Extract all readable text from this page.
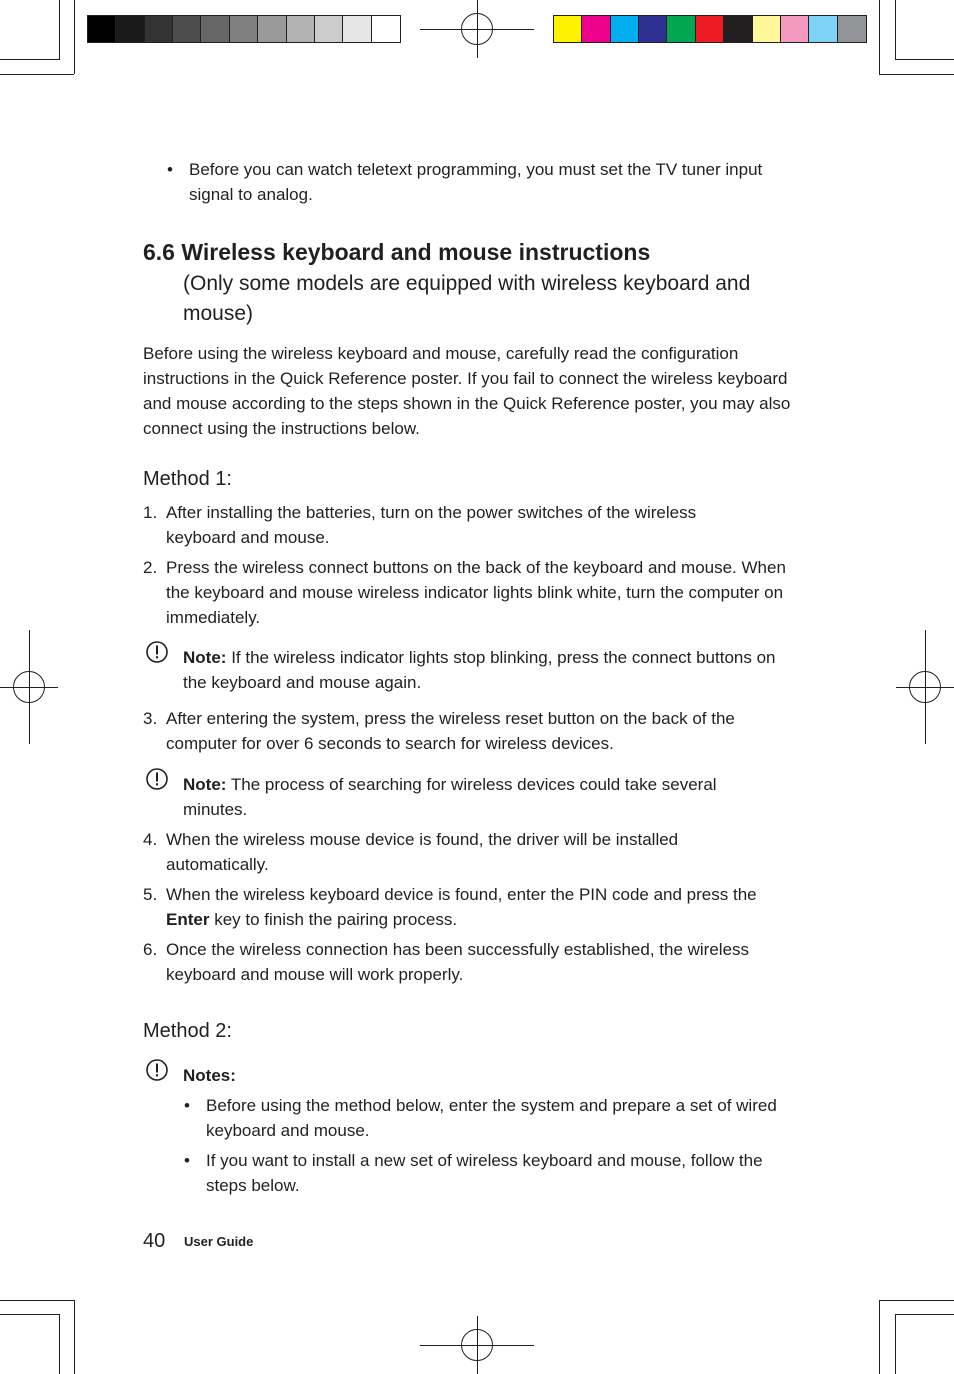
• Before you can watch teletext programming, you must set the TV tuner input signal to analog.
6.6 Wireless keyboard and mouse instructions
(Only some models are equipped with wireless keyboard and mouse)
Before using the wireless keyboard and mouse, carefully read the configuration instructions in the Quick Reference poster. If you fail to connect the wireless keyboard and mouse according to the steps shown in the Quick Reference poster, you may also connect using the instructions below.
Method 1:
1. After installing the batteries, turn on the power switches of the wireless keyboard and mouse.
2. Press the wireless connect buttons on the back of the keyboard and mouse. When the keyboard and mouse wireless indicator lights blink white, turn the computer on immediately.
Note: If the wireless indicator lights stop blinking, press the connect buttons on the keyboard and mouse again.
3. After entering the system, press the wireless reset button on the back of the computer for over 6 seconds to search for wireless devices.
Note: The process of searching for wireless devices could take several minutes.
4. When the wireless mouse device is found, the driver will be installed automatically.
5. When the wireless keyboard device is found, enter the PIN code and press the Enter key to finish the pairing process.
6. Once the wireless connection has been successfully established, the wireless keyboard and mouse will work properly.
Method 2:
Notes:
• Before using the method below, enter the system and prepare a set of wired keyboard and mouse.
• If you want to install a new set of wireless keyboard and mouse, follow the steps below.
40 User Guide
------------------------------------------------
WRITTEN EXERCISE: Your copy should match the records word for word, with the pictures removed.

EXPECTED OUTPUT:
Extract all readable text from this page.
• Before you can watch teletext programming, you must set the TV tuner input signal to analog.
6.6 Wireless keyboard and mouse instructions
(Only some models are equipped with wireless keyboard and mouse)
Before using the wireless keyboard and mouse, carefully read the configuration instructions in the Quick Reference poster. If you fail to connect the wireless keyboard and mouse according to the steps shown in the Quick Reference poster, you may also connect using the instructions below.
Method 1:
1. After installing the batteries, turn on the power switches of the wireless keyboard and mouse.
2. Press the wireless connect buttons on the back of the keyboard and mouse. When the keyboard and mouse wireless indicator lights blink white, turn the computer on immediately.
Note: If the wireless indicator lights stop blinking, press the connect buttons on the keyboard and mouse again.
3. After entering the system, press the wireless reset button on the back of the computer for over 6 seconds to search for wireless devices.
Note: The process of searching for wireless devices could take several minutes.
4. When the wireless mouse device is found, the driver will be installed automatically.
5. When the wireless keyboard device is found, enter the PIN code and press the Enter key to finish the pairing process.
6. Once the wireless connection has been successfully established, the wireless keyboard and mouse will work properly.
Method 2:
Notes:
• Before using the method below, enter the system and prepare a set of wired keyboard and mouse.
• If you want to install a new set of wireless keyboard and mouse, follow the steps below.
40 User Guide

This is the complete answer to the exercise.